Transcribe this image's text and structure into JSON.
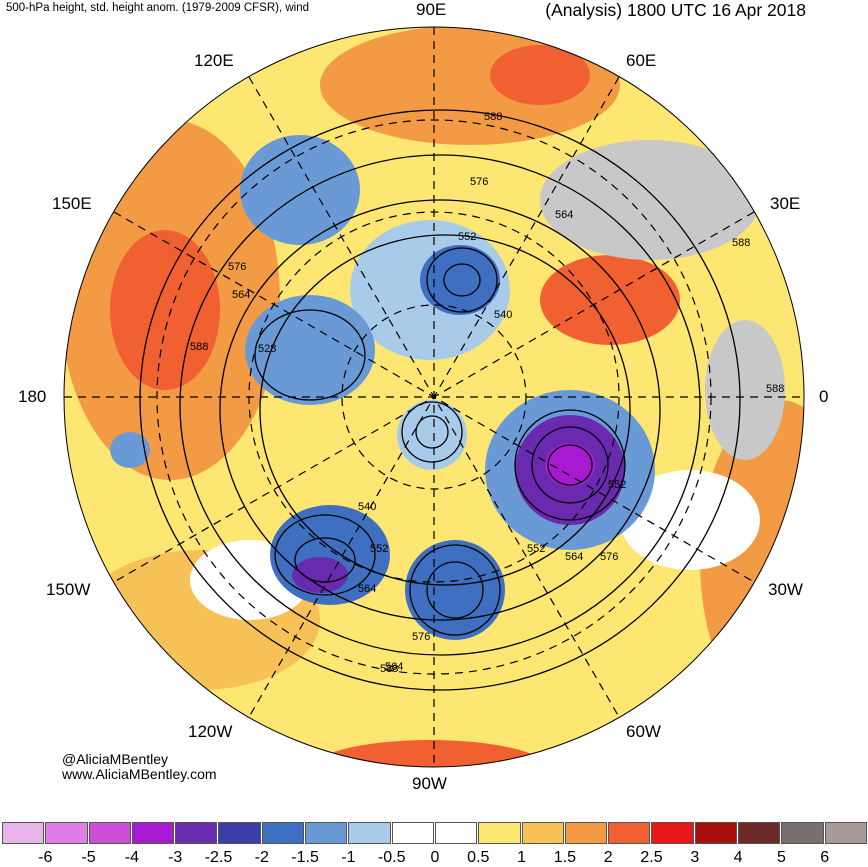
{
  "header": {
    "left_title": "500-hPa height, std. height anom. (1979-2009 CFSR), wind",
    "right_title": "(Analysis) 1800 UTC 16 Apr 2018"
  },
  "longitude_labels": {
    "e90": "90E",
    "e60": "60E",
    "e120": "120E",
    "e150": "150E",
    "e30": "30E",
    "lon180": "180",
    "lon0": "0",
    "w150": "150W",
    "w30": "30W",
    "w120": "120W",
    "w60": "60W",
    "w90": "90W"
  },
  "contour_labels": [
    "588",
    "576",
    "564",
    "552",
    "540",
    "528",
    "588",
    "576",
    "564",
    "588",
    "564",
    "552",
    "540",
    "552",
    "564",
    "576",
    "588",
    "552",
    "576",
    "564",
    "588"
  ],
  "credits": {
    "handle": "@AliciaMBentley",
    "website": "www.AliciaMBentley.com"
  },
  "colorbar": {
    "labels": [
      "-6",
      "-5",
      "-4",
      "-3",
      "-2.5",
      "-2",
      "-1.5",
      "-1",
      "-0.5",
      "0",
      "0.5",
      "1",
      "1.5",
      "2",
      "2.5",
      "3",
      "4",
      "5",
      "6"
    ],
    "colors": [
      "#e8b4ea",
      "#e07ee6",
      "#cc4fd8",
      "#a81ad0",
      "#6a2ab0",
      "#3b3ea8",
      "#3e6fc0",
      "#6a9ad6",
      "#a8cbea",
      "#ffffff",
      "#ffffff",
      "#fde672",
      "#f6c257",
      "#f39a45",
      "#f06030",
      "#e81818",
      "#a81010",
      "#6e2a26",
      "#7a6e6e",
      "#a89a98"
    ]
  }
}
◇ ◇ ◇ ◇ ◇
Challenge
Count how many lines contain "AliciaMBentley" and give only that count.

Answer in full
2